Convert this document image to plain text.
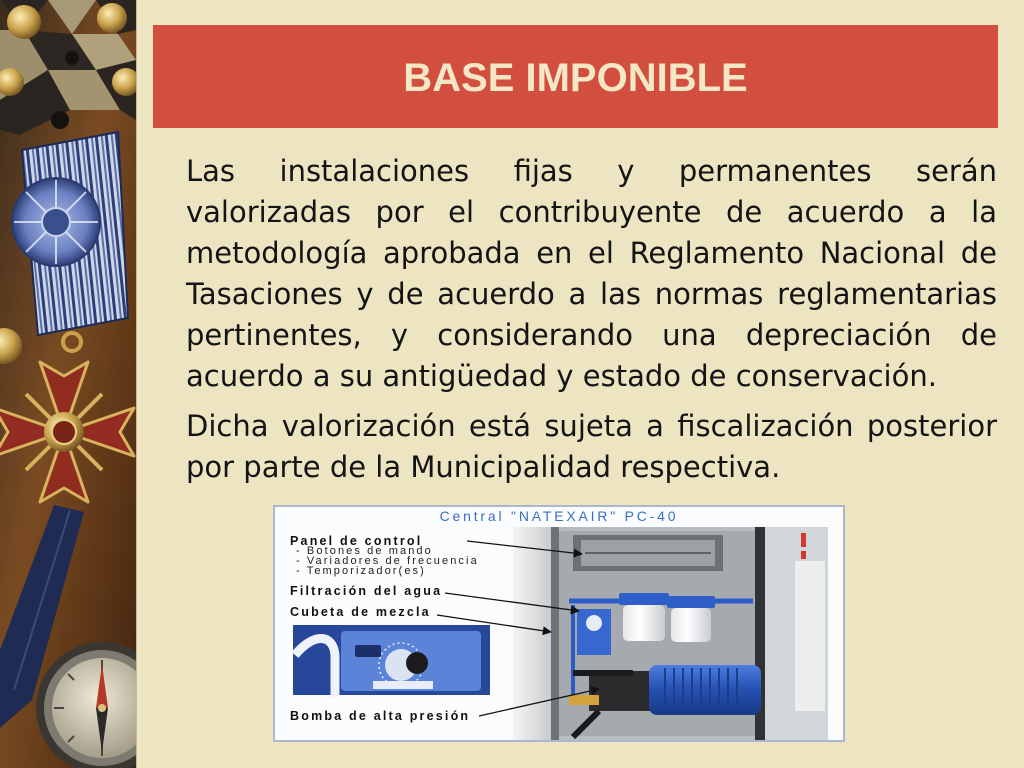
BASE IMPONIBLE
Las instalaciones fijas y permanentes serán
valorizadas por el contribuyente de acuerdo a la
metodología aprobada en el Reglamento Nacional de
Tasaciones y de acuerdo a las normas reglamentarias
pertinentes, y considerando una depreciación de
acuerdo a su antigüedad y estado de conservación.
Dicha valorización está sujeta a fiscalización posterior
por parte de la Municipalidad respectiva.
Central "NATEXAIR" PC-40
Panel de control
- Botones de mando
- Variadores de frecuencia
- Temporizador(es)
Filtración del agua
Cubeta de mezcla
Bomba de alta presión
==
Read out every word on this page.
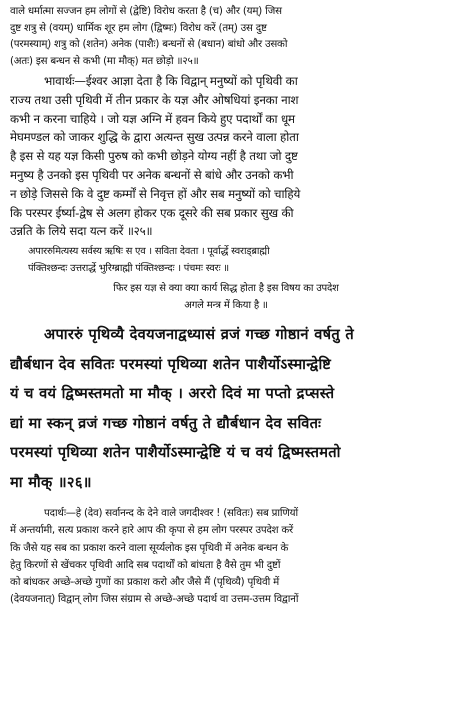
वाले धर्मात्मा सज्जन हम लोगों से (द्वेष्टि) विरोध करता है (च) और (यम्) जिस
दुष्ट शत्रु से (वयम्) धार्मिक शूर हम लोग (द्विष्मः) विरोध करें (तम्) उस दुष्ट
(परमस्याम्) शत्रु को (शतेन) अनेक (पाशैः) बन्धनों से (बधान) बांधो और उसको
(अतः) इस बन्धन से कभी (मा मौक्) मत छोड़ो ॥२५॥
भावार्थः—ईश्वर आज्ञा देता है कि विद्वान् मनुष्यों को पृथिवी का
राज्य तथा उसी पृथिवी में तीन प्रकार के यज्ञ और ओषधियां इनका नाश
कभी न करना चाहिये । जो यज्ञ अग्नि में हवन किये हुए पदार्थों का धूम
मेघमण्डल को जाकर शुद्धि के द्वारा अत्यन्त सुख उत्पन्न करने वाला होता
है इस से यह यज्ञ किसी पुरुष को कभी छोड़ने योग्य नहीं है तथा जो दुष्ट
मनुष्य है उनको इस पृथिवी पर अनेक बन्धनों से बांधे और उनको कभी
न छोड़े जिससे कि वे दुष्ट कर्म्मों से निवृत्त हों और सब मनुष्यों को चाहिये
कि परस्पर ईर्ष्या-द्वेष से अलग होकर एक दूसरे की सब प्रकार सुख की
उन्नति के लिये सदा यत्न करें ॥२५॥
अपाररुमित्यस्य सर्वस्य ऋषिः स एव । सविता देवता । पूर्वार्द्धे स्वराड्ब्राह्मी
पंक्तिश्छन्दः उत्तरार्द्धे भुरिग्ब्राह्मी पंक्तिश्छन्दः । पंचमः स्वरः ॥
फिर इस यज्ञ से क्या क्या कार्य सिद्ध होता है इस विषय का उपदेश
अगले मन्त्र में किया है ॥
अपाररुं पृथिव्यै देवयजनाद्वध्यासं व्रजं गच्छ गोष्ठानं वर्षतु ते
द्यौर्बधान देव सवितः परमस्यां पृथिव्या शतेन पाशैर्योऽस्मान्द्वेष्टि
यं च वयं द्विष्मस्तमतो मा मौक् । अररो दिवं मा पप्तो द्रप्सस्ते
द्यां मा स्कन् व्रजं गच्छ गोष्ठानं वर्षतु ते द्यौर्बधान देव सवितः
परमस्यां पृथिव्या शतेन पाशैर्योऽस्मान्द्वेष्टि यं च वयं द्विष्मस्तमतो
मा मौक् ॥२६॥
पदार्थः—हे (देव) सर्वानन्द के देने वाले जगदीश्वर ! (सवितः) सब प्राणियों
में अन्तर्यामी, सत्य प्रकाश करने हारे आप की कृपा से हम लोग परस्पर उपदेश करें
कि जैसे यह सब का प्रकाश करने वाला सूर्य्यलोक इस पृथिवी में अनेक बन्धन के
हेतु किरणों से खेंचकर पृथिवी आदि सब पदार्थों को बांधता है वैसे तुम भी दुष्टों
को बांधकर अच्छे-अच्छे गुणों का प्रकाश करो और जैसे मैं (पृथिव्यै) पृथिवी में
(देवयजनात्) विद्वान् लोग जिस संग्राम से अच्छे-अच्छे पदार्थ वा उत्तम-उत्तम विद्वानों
---
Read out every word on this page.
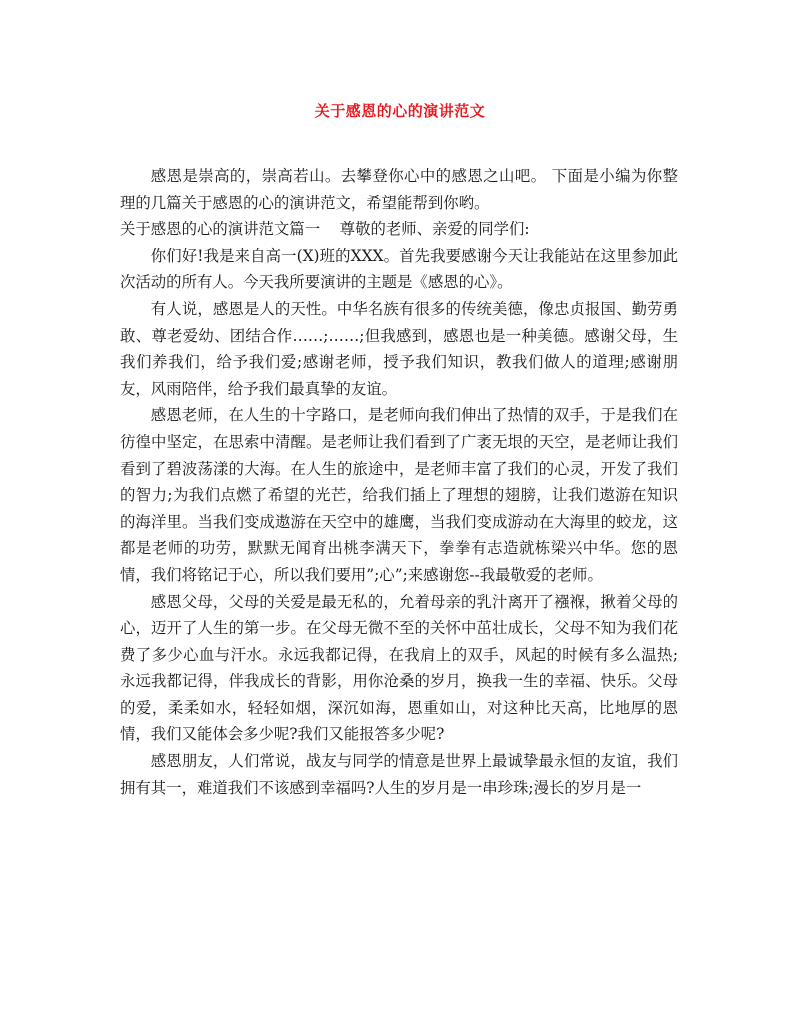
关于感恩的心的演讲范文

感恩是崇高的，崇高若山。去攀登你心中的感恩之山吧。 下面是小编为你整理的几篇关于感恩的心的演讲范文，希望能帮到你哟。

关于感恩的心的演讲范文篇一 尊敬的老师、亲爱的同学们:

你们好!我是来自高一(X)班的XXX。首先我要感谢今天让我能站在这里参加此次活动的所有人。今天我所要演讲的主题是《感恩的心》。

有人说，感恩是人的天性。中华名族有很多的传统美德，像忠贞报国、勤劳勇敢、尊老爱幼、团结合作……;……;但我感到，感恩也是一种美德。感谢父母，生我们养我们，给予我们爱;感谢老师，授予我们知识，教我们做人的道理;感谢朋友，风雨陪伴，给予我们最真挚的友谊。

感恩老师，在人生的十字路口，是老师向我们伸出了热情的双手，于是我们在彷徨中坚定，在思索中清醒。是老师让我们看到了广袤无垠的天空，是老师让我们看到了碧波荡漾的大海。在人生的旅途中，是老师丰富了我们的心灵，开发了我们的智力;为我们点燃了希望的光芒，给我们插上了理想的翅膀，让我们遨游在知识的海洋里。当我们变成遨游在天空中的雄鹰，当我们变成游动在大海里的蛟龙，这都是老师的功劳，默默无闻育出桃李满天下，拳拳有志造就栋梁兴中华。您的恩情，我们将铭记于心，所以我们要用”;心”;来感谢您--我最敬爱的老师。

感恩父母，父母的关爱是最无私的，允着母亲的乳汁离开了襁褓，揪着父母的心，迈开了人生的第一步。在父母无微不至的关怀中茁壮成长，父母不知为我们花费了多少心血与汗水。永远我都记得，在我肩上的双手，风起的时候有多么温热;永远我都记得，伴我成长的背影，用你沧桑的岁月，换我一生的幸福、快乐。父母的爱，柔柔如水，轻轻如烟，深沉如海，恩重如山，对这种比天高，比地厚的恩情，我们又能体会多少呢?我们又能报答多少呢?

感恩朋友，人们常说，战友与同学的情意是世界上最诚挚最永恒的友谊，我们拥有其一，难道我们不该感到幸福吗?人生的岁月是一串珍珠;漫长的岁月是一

Task =>
Identify the lines above with the word "वयजन". Copy them.

Result for this exercise =>
अपाररुं पृथिव्यै देवयजनाद्वध्यासं व्रजं गच्छ गोष्ठानं वर्षतु ते
(देवयजनात्) विद्वान् लोग जिस संग्राम से अच्छे-अच्छे पदार्थ वा उत्तम-उत्तम विद्वानों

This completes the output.